▶ _Exercise objective_:
Examine the entries and show every line in which the word "hashtag" is found.

(Data entries)
------------------------------------------------------------------------

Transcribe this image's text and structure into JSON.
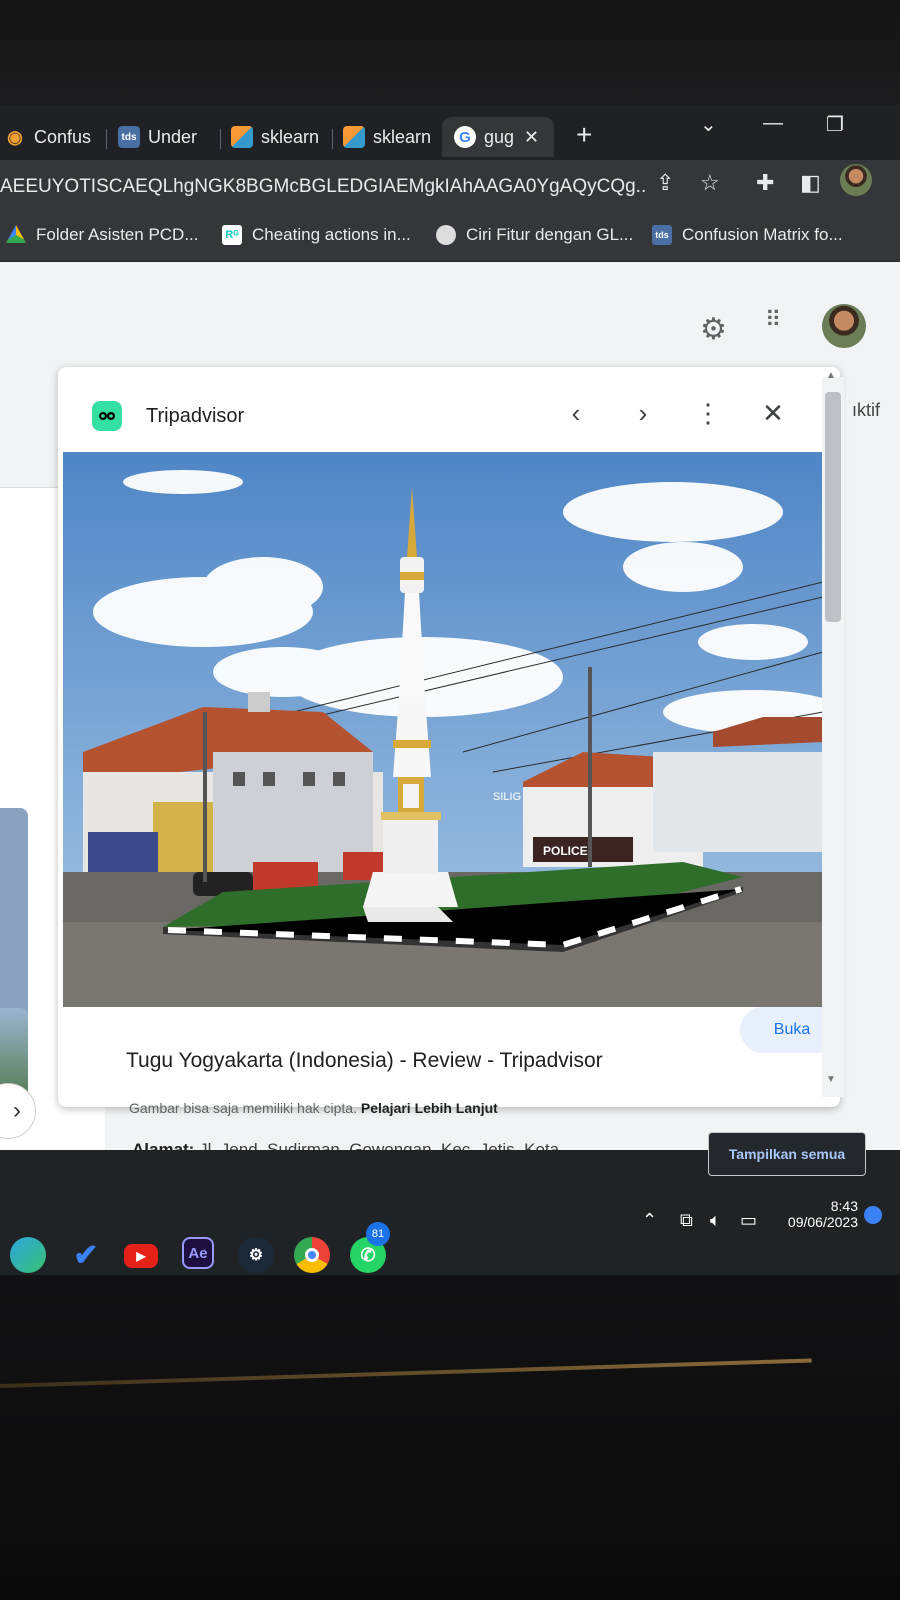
{
  "browser": {
    "tabs": [
      {
        "label": "Confus",
        "icon": "eye-icon"
      },
      {
        "label": "Under",
        "icon": "tds-icon"
      },
      {
        "label": "sklearn",
        "icon": "sklearn-icon"
      },
      {
        "label": "sklearn",
        "icon": "sklearn-icon"
      },
      {
        "label": "gug",
        "icon": "google-icon",
        "active": true
      }
    ],
    "url": "AEEUYOTISCAEQLhgNGK8BGMcBGLEDGIAEMgkIAhAAGA0YgAQyCQg...",
    "bookmarks": [
      {
        "label": "Folder Asisten PCD...",
        "icon": "drive-icon"
      },
      {
        "label": "Cheating actions in...",
        "icon": "researchgate-icon"
      },
      {
        "label": "Ciri Fitur dengan GL...",
        "icon": "page-icon"
      },
      {
        "label": "Confusion Matrix fo...",
        "icon": "tds-icon"
      }
    ]
  },
  "page": {
    "side_text": "ıktif",
    "panel": {
      "source": "Tripadvisor",
      "title": "Tugu Yogyakarta (Indonesia) - Review - Tripadvisor",
      "visit_label": "Buka",
      "copyright_note": "Gambar bisa saja memiliki hak cipta.",
      "learn_more": "Pelajari Lebih Lanjut",
      "photo_signs": {
        "silig": "SILIG",
        "police": "POLICE"
      }
    },
    "address_label": "Alamat:",
    "address_value": " Jl. Jend. Sudirman, Gowongan, Kec. Jetis, Kota",
    "show_all": "Tampilkan semua"
  },
  "taskbar": {
    "apps": [
      "edge-icon",
      "todo-icon",
      "youtube-icon",
      "after-effects-icon",
      "steam-icon",
      "chrome-icon",
      "whatsapp-icon"
    ],
    "ae_label": "Ae",
    "whatsapp_badge": "81",
    "time": "8:43",
    "date": "09/06/2023"
  },
  "colors": {
    "accent": "#1a73e8",
    "tripadvisor": "#34e0a1",
    "chrome_dark": "#202124"
  }
}
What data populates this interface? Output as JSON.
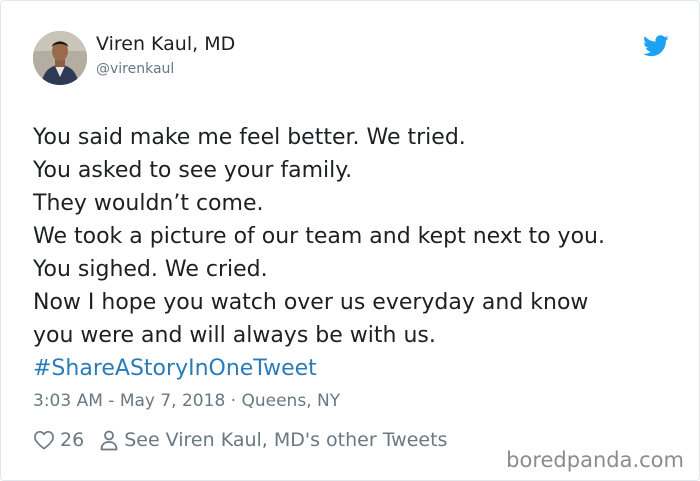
{
  "author": {
    "name": "Viren Kaul, MD",
    "handle": "@virenkaul"
  },
  "tweet": {
    "lines": [
      "You said make me feel better. We tried.",
      "You asked to see your family.",
      "They wouldn’t come.",
      "We took a picture of our team and kept next to you.",
      "You sighed. We cried.",
      "Now I hope you watch over us everyday and know",
      "you were and will always be with us."
    ],
    "hashtag": "#ShareAStoryInOneTweet"
  },
  "meta": {
    "timestamp": "3:03 AM - May 7, 2018",
    "separator": "·",
    "location": "Queens, NY"
  },
  "actions": {
    "like_count": "26",
    "other_tweets_label": "See Viren Kaul, MD's other Tweets"
  },
  "watermark": "boredpanda.com",
  "icons": {
    "brand": "twitter-bird-icon",
    "like": "heart-icon",
    "profile": "person-icon"
  },
  "colors": {
    "twitter_blue": "#1da1f2",
    "hashtag": "#2b7bb9",
    "text": "#1c2022",
    "muted": "#697882"
  }
}
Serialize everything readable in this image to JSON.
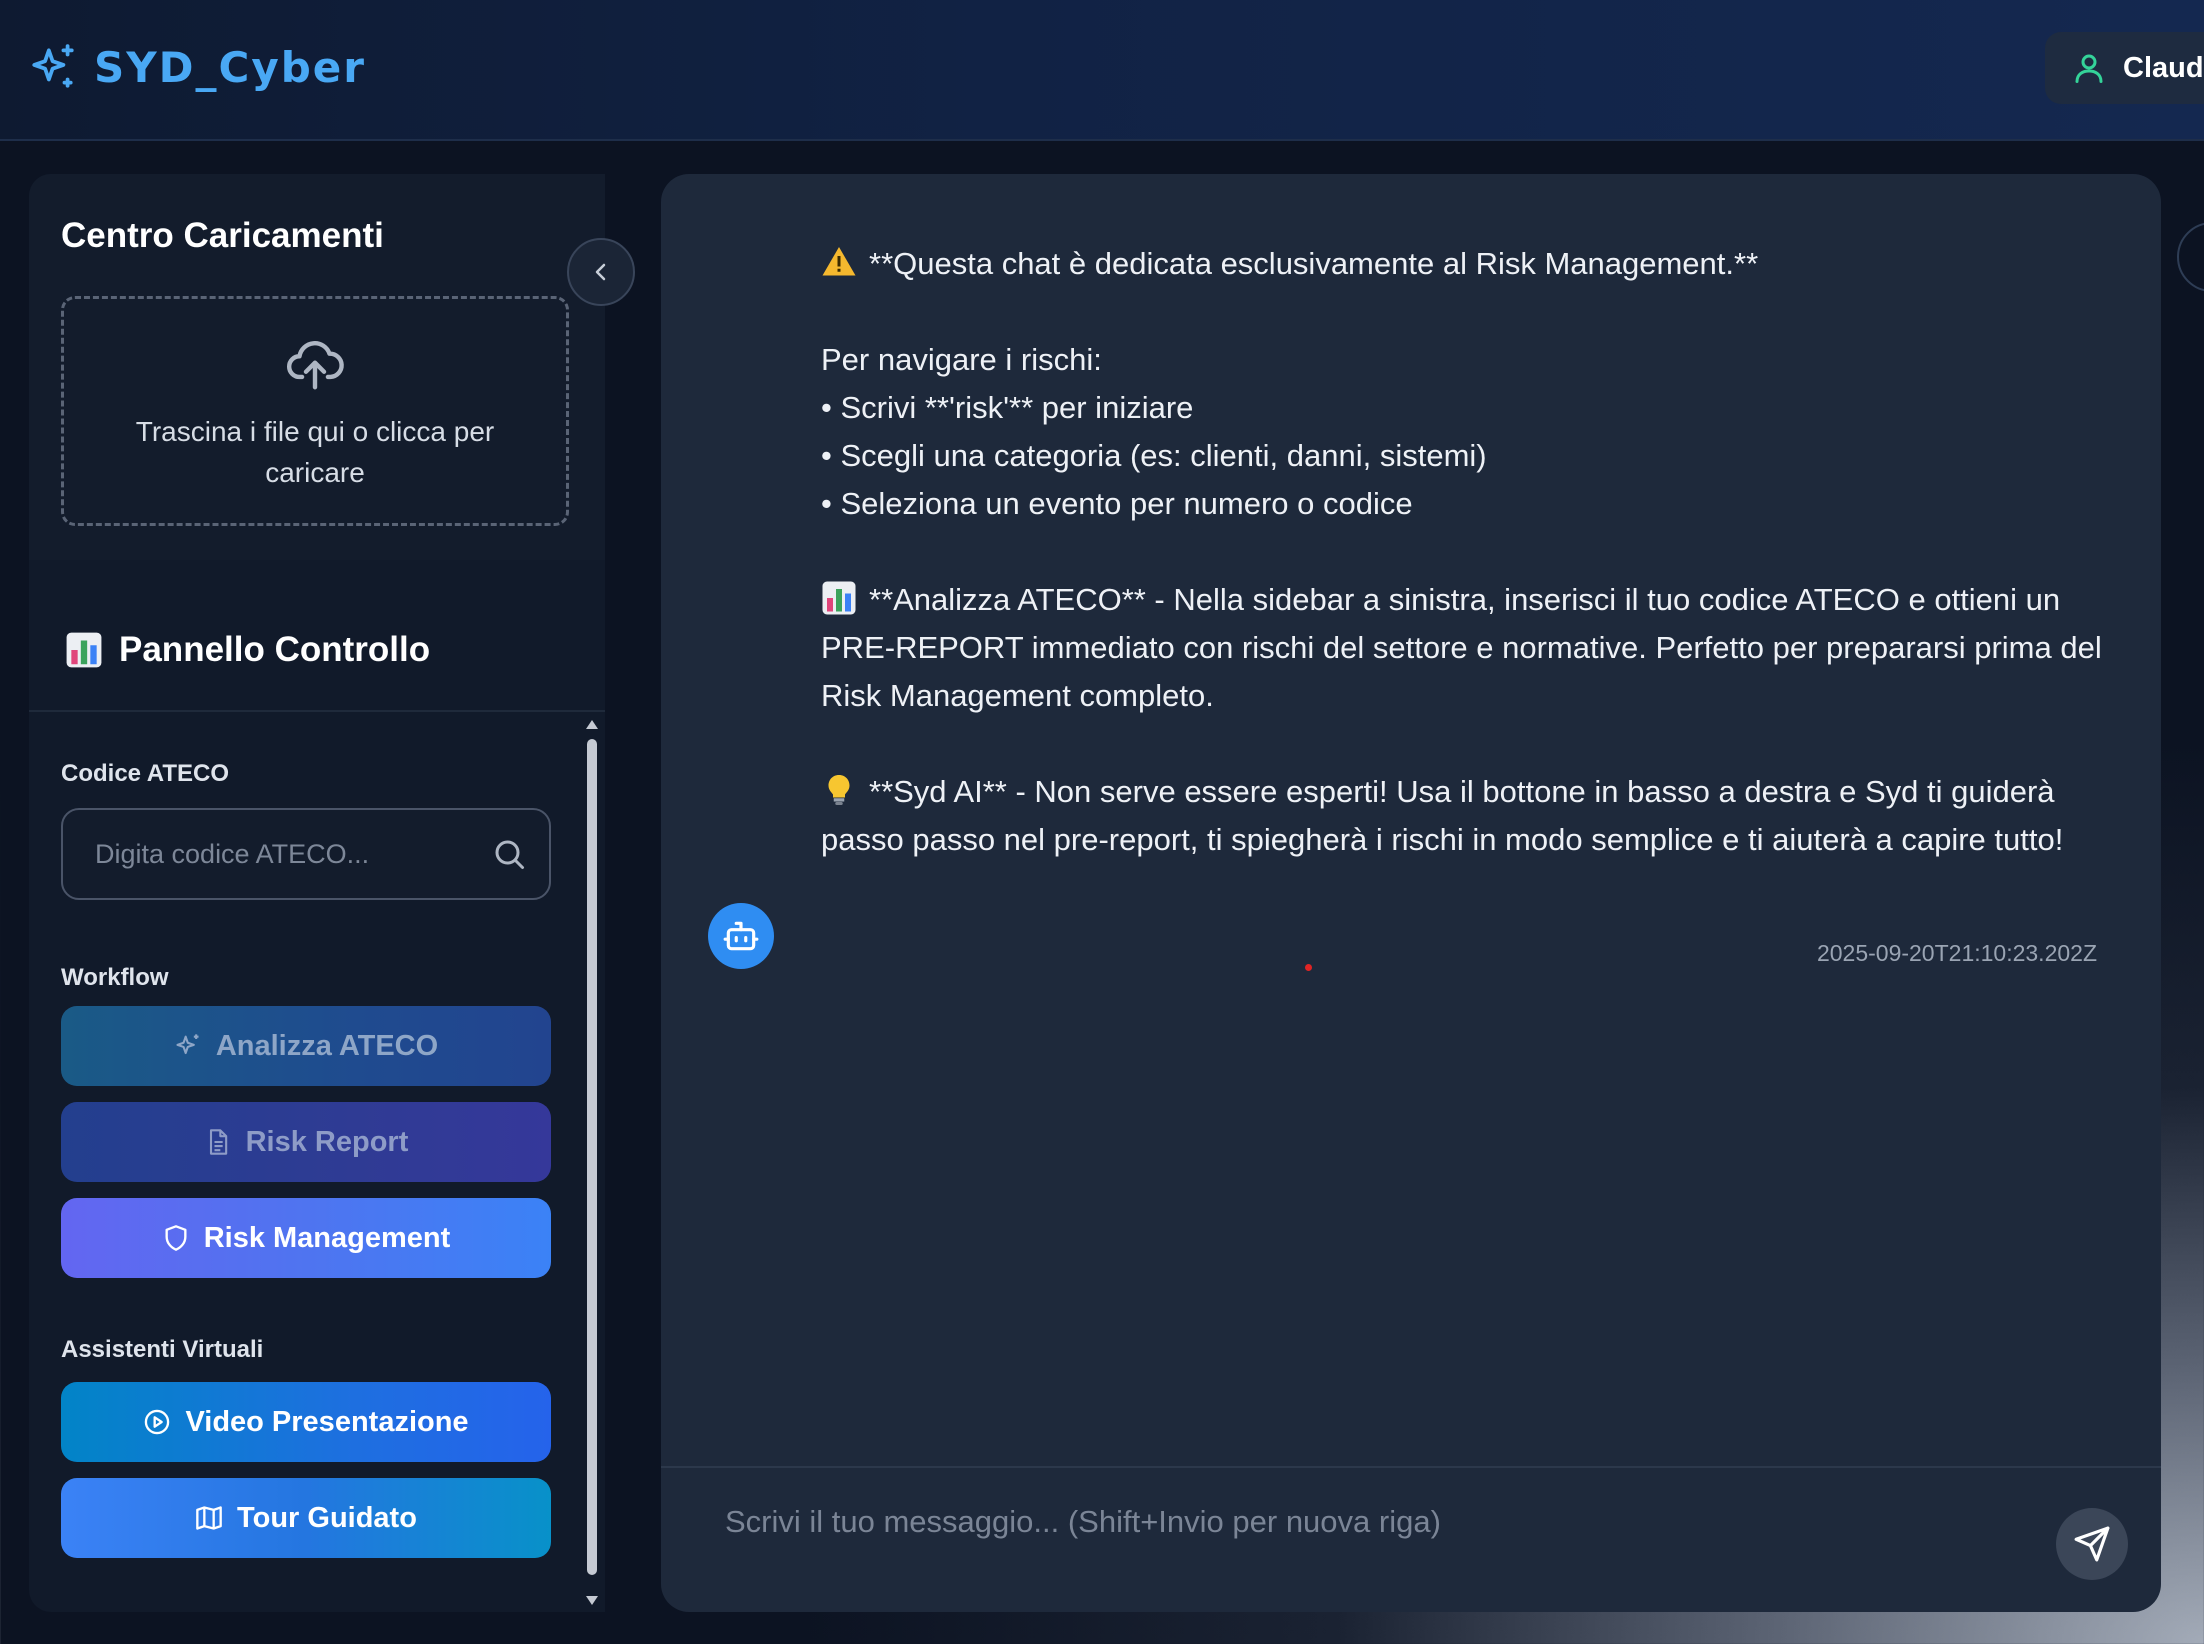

------------------------------------------------------------------------

▶ _Output of the task_:
    "hashtag": "#ShareAStoryInOneTweet"
    "hashtag": "#2b7bb9",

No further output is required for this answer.